Regional carbon budget with a high density concentration tower network: Inversion of CO2 fluxes in the Mid Continental Intensive project
Thomas
Lauvaux, Pennsylvania State University, tul5@meteo.psu.edu
(Presenting)
Liza
Diaz, Pennsylvania State University, lzd120@psu.edu
Natasha
Miles, Pennsylvania State University, nmiles@meteo.psu.edu
Scott
Richardson, Pennsylvania State University, srichardson@psu.edu
Andrew
Schuh, Colorado State University, aschuh@atmos.colostate.edu
Andy
Jacobson, NOAA Boulder, andy.jacobson@noaa.gov
Arlyn
Andrews, NOAA Boulder, arlyn.andrews@noaa.gov
Scott
Denning, Colorado State University, scott.denning@colostate.edu
Ken
Davis, Pennsylvania State University, davis@meteo.psu.edu
Constraining regional carbon budgets from top down or bottom up methods remains a major challenge for a better understanding of the continental carbon balance. Mesoscale inversions have been evaluated against several direct measurements and appear to be a promising tool for linking local eddy flux measurements and calibrated vegetation models to larger scale atmospheric inversion estimates. The MCI project offers the unique opportunity to constrain the regional carbon balance of one of a large, well-characterized and biologically active region of North America, the corn belt, with a sufficiently large number of CO2 concentration observations. We present here the first results of a mesoscale inversion at 20km resolution, using eight concentration towers over a 1000 by 1000 km2 domain. The behavior of the inversion as a function of the structure of the errors and the impact of boundary conditions is explored in order to better characterize uncertainty in the inversion solution. Several eddy flux towers are used to evaluate the regional NEE over the corn dominated region. Preliminary results including daily NEE and uncertainties for summer 2007 will be presented and discussed.
^^^^
▶ **Tasks to carry out**
[1] Reproduce the carbon budget abstract starting with "Regional carbon budget with" and going on through "(Presenting)", switching "Mid Continental Intensive" to "MCI".
[2] In the carbon budget abstract, how many concentration towers does the mesoscale inversion use?

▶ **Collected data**
^^^^
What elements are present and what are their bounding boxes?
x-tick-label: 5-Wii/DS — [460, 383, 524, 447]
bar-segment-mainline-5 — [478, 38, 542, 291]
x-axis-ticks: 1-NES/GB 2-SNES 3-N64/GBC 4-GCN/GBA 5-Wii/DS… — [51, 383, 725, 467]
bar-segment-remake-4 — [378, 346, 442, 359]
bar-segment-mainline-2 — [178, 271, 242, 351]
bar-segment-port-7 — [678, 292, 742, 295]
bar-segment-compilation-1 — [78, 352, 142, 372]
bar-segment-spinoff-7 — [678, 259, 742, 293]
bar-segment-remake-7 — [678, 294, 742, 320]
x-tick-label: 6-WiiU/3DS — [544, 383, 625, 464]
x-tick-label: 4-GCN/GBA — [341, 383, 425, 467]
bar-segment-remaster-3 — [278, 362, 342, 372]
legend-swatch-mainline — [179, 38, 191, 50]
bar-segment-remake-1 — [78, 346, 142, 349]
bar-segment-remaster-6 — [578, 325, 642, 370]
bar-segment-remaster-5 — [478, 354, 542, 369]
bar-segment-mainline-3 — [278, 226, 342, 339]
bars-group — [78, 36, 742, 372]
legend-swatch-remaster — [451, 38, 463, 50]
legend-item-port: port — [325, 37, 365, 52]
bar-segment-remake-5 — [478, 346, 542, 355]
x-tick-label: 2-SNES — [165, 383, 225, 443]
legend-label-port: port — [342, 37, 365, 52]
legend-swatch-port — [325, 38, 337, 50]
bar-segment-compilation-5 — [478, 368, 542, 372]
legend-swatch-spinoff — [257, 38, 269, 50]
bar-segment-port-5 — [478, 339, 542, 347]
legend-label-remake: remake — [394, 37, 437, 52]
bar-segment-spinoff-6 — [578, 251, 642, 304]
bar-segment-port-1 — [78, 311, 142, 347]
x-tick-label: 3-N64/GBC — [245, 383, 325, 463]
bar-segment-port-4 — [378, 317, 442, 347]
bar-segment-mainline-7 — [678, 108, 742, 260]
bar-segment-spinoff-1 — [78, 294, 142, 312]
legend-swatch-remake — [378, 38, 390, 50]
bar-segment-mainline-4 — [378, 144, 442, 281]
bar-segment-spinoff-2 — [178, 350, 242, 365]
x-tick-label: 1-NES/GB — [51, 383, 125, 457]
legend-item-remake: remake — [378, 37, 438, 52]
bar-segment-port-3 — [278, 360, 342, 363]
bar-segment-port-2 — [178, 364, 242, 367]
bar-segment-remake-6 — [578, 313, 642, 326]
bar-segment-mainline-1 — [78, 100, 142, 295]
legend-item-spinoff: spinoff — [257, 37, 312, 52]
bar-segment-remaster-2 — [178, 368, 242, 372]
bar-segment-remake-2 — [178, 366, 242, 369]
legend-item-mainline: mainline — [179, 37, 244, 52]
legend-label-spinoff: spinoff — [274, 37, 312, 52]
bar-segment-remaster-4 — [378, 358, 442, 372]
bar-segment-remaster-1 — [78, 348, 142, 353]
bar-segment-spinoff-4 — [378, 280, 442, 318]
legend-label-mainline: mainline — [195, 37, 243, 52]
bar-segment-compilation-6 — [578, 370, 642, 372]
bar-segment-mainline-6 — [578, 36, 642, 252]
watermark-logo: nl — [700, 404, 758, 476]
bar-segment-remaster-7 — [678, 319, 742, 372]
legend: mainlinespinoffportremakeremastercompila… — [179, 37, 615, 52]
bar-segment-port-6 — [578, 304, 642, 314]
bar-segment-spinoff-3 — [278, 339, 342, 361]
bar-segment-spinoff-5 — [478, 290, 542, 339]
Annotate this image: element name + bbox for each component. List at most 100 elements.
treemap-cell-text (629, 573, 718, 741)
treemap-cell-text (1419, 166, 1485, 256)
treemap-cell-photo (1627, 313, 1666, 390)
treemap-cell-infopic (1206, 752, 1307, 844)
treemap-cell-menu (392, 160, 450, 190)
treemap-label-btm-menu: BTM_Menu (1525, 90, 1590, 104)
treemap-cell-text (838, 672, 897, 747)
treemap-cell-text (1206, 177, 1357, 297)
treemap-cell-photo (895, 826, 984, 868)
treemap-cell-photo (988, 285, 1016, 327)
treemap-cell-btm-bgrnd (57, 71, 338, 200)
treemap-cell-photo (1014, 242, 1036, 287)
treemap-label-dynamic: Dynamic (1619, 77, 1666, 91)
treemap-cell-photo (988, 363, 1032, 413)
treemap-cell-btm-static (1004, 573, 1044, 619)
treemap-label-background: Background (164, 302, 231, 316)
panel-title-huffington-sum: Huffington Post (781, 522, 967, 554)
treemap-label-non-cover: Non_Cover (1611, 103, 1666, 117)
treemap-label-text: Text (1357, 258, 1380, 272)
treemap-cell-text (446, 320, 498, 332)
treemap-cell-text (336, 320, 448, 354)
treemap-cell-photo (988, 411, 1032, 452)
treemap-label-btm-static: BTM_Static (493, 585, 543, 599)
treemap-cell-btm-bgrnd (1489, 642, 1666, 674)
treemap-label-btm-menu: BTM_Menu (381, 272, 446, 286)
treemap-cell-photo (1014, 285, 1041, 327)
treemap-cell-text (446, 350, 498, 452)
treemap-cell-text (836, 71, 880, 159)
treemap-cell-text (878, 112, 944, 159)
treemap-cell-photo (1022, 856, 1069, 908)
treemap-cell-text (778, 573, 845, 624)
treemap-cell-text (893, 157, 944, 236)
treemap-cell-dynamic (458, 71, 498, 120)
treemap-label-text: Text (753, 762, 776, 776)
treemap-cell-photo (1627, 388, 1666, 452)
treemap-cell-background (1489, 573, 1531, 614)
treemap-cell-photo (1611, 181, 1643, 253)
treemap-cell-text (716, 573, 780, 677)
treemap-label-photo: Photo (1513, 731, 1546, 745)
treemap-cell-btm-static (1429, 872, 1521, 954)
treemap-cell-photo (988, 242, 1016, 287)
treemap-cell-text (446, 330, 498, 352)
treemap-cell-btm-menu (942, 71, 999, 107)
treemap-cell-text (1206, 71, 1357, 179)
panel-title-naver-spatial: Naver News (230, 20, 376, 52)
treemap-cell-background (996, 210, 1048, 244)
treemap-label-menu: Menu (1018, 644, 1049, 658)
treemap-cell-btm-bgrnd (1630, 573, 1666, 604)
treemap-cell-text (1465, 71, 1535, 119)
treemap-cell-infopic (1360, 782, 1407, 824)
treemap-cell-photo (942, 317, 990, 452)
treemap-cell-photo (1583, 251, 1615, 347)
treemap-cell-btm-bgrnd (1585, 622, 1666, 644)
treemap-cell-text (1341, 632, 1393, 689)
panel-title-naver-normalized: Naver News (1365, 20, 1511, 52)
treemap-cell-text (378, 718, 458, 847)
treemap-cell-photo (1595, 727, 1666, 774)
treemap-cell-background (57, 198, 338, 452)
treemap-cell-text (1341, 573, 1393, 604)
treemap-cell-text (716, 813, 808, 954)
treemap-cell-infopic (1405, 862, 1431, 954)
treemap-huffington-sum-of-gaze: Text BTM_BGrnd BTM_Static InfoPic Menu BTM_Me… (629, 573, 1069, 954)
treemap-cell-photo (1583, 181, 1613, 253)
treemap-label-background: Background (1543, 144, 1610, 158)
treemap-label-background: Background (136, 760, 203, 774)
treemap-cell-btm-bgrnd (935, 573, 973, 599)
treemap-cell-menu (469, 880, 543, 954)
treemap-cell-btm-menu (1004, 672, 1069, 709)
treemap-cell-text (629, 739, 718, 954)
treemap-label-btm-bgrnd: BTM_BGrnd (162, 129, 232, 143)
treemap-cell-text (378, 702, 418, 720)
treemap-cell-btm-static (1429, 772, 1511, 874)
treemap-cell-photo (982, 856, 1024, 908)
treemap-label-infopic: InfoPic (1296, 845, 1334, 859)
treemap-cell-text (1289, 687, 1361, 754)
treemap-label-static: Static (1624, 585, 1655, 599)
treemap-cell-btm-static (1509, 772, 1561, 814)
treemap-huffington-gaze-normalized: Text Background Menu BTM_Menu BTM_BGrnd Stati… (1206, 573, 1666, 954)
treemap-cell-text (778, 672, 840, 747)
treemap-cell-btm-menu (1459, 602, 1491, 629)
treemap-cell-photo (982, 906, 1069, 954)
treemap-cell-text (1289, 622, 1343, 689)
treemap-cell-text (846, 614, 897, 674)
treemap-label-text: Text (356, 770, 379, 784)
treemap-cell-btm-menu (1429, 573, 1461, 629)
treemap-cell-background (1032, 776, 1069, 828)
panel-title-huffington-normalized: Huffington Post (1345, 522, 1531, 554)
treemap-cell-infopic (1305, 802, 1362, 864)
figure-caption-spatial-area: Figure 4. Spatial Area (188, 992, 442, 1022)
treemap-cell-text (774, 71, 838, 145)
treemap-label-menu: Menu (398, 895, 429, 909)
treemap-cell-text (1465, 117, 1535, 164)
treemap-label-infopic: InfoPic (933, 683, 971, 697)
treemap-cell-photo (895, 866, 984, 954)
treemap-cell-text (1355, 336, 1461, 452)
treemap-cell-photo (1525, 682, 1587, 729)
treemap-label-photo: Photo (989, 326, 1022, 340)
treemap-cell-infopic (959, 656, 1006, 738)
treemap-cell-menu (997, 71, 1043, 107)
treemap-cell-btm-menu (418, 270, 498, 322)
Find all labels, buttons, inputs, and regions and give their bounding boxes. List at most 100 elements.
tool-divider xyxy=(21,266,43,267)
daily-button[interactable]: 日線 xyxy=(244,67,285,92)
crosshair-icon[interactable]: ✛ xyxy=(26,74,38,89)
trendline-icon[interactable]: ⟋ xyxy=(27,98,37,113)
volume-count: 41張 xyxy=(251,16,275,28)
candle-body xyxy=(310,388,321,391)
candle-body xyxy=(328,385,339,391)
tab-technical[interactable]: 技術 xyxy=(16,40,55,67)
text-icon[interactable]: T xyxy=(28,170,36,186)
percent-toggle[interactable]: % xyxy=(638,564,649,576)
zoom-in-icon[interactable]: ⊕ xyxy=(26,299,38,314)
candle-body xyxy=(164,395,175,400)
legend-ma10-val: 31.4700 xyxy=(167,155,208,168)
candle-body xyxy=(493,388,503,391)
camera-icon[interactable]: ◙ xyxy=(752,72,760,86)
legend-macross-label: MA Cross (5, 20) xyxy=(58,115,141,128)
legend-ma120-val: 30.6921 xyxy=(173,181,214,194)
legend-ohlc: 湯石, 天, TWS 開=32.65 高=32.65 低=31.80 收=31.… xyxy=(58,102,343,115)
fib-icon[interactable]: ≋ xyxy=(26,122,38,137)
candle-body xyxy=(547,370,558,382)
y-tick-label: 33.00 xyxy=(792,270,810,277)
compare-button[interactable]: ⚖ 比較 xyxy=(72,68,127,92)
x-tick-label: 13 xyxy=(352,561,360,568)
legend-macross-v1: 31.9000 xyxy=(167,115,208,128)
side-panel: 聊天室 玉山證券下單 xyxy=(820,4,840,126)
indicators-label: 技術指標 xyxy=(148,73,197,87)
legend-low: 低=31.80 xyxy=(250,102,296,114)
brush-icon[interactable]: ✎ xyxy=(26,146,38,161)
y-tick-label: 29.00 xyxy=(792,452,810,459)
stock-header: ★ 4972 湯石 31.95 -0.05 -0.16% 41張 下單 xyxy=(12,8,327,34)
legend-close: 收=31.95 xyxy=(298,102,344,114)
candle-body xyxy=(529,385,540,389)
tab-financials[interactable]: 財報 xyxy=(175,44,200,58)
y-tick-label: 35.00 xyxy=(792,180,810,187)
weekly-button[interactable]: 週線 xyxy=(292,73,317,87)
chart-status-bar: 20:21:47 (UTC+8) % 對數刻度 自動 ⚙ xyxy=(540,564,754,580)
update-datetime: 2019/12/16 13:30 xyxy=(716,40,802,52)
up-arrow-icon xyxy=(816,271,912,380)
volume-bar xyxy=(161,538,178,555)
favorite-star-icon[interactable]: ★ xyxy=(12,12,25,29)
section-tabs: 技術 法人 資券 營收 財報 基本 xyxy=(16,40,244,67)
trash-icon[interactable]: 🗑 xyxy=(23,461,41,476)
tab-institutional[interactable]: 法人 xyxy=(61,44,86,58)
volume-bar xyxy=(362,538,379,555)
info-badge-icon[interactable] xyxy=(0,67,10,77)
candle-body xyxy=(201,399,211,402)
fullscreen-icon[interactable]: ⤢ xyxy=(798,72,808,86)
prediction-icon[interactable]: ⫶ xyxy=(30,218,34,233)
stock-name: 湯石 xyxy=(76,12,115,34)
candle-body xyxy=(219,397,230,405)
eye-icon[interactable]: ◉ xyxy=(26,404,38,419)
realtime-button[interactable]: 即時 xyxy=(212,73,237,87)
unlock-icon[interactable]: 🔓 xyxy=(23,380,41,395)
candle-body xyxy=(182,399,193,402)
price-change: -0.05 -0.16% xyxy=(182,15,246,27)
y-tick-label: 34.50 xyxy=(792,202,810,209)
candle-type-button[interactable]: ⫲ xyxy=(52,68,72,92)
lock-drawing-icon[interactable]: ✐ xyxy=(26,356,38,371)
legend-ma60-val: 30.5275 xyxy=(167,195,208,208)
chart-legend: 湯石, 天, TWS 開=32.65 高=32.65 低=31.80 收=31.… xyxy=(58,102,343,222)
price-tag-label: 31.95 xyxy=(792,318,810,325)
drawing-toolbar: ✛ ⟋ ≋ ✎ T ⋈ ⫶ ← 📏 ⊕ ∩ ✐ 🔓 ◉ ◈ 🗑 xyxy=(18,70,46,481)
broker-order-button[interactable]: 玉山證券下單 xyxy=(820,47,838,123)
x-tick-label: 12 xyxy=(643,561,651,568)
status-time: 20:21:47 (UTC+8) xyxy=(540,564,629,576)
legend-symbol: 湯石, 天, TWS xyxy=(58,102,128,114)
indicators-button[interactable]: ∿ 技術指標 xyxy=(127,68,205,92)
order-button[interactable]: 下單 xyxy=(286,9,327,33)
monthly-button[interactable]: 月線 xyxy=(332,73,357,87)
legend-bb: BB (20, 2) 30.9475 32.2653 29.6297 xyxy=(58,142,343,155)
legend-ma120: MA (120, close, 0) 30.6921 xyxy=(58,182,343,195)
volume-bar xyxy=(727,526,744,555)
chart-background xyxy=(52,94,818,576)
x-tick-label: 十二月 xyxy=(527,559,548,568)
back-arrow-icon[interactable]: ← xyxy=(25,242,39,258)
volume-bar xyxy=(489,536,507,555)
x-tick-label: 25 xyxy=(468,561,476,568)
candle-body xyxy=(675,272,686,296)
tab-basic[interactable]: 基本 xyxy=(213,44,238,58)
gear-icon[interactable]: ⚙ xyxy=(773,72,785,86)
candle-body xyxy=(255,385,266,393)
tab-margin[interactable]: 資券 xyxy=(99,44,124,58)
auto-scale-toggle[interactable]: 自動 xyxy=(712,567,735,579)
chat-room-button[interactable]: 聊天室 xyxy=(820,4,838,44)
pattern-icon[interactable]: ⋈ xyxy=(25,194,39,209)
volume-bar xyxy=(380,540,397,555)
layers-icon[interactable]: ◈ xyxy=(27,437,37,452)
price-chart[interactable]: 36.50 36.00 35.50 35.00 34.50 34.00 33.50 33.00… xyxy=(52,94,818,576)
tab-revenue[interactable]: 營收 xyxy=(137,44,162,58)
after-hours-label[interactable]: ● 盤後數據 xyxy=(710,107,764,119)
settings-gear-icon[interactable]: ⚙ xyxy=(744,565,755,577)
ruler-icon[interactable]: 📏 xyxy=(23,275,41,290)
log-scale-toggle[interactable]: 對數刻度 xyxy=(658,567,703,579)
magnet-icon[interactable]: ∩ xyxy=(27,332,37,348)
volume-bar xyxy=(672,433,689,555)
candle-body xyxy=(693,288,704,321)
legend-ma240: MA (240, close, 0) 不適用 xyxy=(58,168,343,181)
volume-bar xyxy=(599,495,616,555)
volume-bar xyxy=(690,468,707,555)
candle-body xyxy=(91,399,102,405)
^^^^
▶ **Per-task outputs**
[1]
Regional carbon budget with a high density concentration tower network: Inversion of CO2 fluxes in the MCI project
Thomas
Lauvaux, Pennsylvania State University, tul5@meteo.psu.edu
(Presenting)

[2] Eight concentration towers.